Exercise requirements
Retype each record shown below, leaving every character as it is.

▽

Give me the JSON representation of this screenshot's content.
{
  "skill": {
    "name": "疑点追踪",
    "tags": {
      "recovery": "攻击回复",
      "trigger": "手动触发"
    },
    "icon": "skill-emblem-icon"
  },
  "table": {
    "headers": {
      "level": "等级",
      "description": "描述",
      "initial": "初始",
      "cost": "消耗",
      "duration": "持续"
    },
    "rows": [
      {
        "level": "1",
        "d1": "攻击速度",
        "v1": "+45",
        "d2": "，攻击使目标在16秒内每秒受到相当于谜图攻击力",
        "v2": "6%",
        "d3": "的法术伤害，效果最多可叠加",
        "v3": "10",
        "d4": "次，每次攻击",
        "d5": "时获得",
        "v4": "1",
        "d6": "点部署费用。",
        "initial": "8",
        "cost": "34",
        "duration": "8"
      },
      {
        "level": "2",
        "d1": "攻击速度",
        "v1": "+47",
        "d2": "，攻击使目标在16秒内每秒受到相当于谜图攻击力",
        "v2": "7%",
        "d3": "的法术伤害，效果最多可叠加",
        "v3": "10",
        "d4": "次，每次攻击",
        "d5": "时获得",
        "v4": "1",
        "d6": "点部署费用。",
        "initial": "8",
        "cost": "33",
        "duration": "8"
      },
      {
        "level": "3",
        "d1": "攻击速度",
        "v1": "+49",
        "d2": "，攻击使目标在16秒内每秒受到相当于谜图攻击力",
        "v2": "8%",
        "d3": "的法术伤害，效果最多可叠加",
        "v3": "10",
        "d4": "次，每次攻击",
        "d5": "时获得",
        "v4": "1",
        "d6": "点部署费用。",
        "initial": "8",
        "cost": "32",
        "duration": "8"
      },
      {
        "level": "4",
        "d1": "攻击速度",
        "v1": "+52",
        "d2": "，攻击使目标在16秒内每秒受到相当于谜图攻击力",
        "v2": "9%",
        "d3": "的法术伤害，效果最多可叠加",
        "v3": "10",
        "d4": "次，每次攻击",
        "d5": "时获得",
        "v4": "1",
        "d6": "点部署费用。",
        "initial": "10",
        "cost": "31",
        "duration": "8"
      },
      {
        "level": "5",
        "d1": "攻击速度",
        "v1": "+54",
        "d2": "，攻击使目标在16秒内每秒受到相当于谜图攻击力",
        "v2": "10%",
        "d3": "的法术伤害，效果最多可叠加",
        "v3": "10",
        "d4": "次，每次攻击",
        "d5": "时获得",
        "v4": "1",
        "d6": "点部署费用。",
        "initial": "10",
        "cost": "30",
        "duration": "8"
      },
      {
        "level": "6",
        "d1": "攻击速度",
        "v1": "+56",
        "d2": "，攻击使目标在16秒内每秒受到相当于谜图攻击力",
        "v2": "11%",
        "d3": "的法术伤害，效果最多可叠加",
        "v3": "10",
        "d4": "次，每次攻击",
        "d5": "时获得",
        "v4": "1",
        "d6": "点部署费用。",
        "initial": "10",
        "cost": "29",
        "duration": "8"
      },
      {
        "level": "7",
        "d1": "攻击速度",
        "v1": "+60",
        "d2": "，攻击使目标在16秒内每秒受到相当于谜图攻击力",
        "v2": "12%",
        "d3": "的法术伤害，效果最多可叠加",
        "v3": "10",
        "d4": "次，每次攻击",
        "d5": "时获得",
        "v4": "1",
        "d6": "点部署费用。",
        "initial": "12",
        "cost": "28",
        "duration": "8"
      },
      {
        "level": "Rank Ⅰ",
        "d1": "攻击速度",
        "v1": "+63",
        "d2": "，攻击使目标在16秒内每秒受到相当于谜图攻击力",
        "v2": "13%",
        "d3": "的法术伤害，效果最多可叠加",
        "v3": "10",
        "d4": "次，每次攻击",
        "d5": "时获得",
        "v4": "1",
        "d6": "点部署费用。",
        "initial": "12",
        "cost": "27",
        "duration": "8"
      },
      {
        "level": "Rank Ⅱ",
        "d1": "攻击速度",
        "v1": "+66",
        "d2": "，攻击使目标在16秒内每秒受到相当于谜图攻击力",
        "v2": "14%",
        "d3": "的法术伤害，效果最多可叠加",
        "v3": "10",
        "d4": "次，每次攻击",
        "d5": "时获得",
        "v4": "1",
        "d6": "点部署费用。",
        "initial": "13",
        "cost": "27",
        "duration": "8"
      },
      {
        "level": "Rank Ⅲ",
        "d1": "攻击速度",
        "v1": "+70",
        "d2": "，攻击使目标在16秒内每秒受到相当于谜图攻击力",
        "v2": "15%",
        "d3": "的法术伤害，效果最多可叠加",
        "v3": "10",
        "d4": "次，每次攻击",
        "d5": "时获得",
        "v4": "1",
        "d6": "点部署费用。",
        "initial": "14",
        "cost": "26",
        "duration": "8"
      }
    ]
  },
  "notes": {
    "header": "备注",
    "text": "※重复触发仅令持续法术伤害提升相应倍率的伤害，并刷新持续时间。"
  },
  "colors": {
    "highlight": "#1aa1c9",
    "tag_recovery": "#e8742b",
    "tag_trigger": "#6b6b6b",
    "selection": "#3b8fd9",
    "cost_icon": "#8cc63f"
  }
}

△

Completed task
Give me the JSON representation of this screenshot's content.
{
  "skill": {
    "name": "疑点追踪",
    "tags": {
      "recovery": "攻击回复",
      "trigger": "手动触发"
    },
    "icon": "skill-emblem-icon"
  },
  "table": {
    "headers": {
      "level": "等级",
      "description": "描述",
      "initial": "初始",
      "cost": "消耗",
      "duration": "持续"
    },
    "rows": [
      {
        "level": "1",
        "d1": "攻击速度",
        "v1": "+45",
        "d2": "，攻击使目标在16秒内每秒受到相当于谜图攻击力",
        "v2": "6%",
        "d3": "的法术伤害，效果最多可叠加",
        "v3": "10",
        "d4": "次，每次攻击",
        "d5": "时获得",
        "v4": "1",
        "d6": "点部署费用。",
        "initial": "8",
        "cost": "34",
        "duration": "8"
      },
      {
        "level": "2",
        "d1": "攻击速度",
        "v1": "+47",
        "d2": "，攻击使目标在16秒内每秒受到相当于谜图攻击力",
        "v2": "7%",
        "d3": "的法术伤害，效果最多可叠加",
        "v3": "10",
        "d4": "次，每次攻击",
        "d5": "时获得",
        "v4": "1",
        "d6": "点部署费用。",
        "initial": "8",
        "cost": "33",
        "duration": "8"
      },
      {
        "level": "3",
        "d1": "攻击速度",
        "v1": "+49",
        "d2": "，攻击使目标在16秒内每秒受到相当于谜图攻击力",
        "v2": "8%",
        "d3": "的法术伤害，效果最多可叠加",
        "v3": "10",
        "d4": "次，每次攻击",
        "d5": "时获得",
        "v4": "1",
        "d6": "点部署费用。",
        "initial": "8",
        "cost": "32",
        "duration": "8"
      },
      {
        "level": "4",
        "d1": "攻击速度",
        "v1": "+52",
        "d2": "，攻击使目标在16秒内每秒受到相当于谜图攻击力",
        "v2": "9%",
        "d3": "的法术伤害，效果最多可叠加",
        "v3": "10",
        "d4": "次，每次攻击",
        "d5": "时获得",
        "v4": "1",
        "d6": "点部署费用。",
        "initial": "10",
        "cost": "31",
        "duration": "8"
      },
      {
        "level": "5",
        "d1": "攻击速度",
        "v1": "+54",
        "d2": "，攻击使目标在16秒内每秒受到相当于谜图攻击力",
        "v2": "10%",
        "d3": "的法术伤害，效果最多可叠加",
        "v3": "10",
        "d4": "次，每次攻击",
        "d5": "时获得",
        "v4": "1",
        "d6": "点部署费用。",
        "initial": "10",
        "cost": "30",
        "duration": "8"
      },
      {
        "level": "6",
        "d1": "攻击速度",
        "v1": "+56",
        "d2": "，攻击使目标在16秒内每秒受到相当于谜图攻击力",
        "v2": "11%",
        "d3": "的法术伤害，效果最多可叠加",
        "v3": "10",
        "d4": "次，每次攻击",
        "d5": "时获得",
        "v4": "1",
        "d6": "点部署费用。",
        "initial": "10",
        "cost": "29",
        "duration": "8"
      },
      {
        "level": "7",
        "d1": "攻击速度",
        "v1": "+60",
        "d2": "，攻击使目标在16秒内每秒受到相当于谜图攻击力",
        "v2": "12%",
        "d3": "的法术伤害，效果最多可叠加",
        "v3": "10",
        "d4": "次，每次攻击",
        "d5": "时获得",
        "v4": "1",
        "d6": "点部署费用。",
        "initial": "12",
        "cost": "28",
        "duration": "8"
      },
      {
        "level": "Rank Ⅰ",
        "d1": "攻击速度",
        "v1": "+63",
        "d2": "，攻击使目标在16秒内每秒受到相当于谜图攻击力",
        "v2": "13%",
        "d3": "的法术伤害，效果最多可叠加",
        "v3": "10",
        "d4": "次，每次攻击",
        "d5": "时获得",
        "v4": "1",
        "d6": "点部署费用。",
        "initial": "12",
        "cost": "27",
        "duration": "8"
      },
      {
        "level": "Rank Ⅱ",
        "d1": "攻击速度",
        "v1": "+66",
        "d2": "，攻击使目标在16秒内每秒受到相当于谜图攻击力",
        "v2": "14%",
        "d3": "的法术伤害，效果最多可叠加",
        "v3": "10",
        "d4": "次，每次攻击",
        "d5": "时获得",
        "v4": "1",
        "d6": "点部署费用。",
        "initial": "13",
        "cost": "27",
        "duration": "8"
      },
      {
        "level": "Rank Ⅲ",
        "d1": "攻击速度",
        "v1": "+70",
        "d2": "，攻击使目标在16秒内每秒受到相当于谜图攻击力",
        "v2": "15%",
        "d3": "的法术伤害，效果最多可叠加",
        "v3": "10",
        "d4": "次，每次攻击",
        "d5": "时获得",
        "v4": "1",
        "d6": "点部署费用。",
        "initial": "14",
        "cost": "26",
        "duration": "8"
      }
    ]
  },
  "notes": {
    "header": "备注",
    "text": "※重复触发仅令持续法术伤害提升相应倍率的伤害，并刷新持续时间。"
  },
  "colors": {
    "highlight": "#1aa1c9",
    "tag_recovery": "#e8742b",
    "tag_trigger": "#6b6b6b",
    "selection": "#3b8fd9",
    "cost_icon": "#8cc63f"
  }
}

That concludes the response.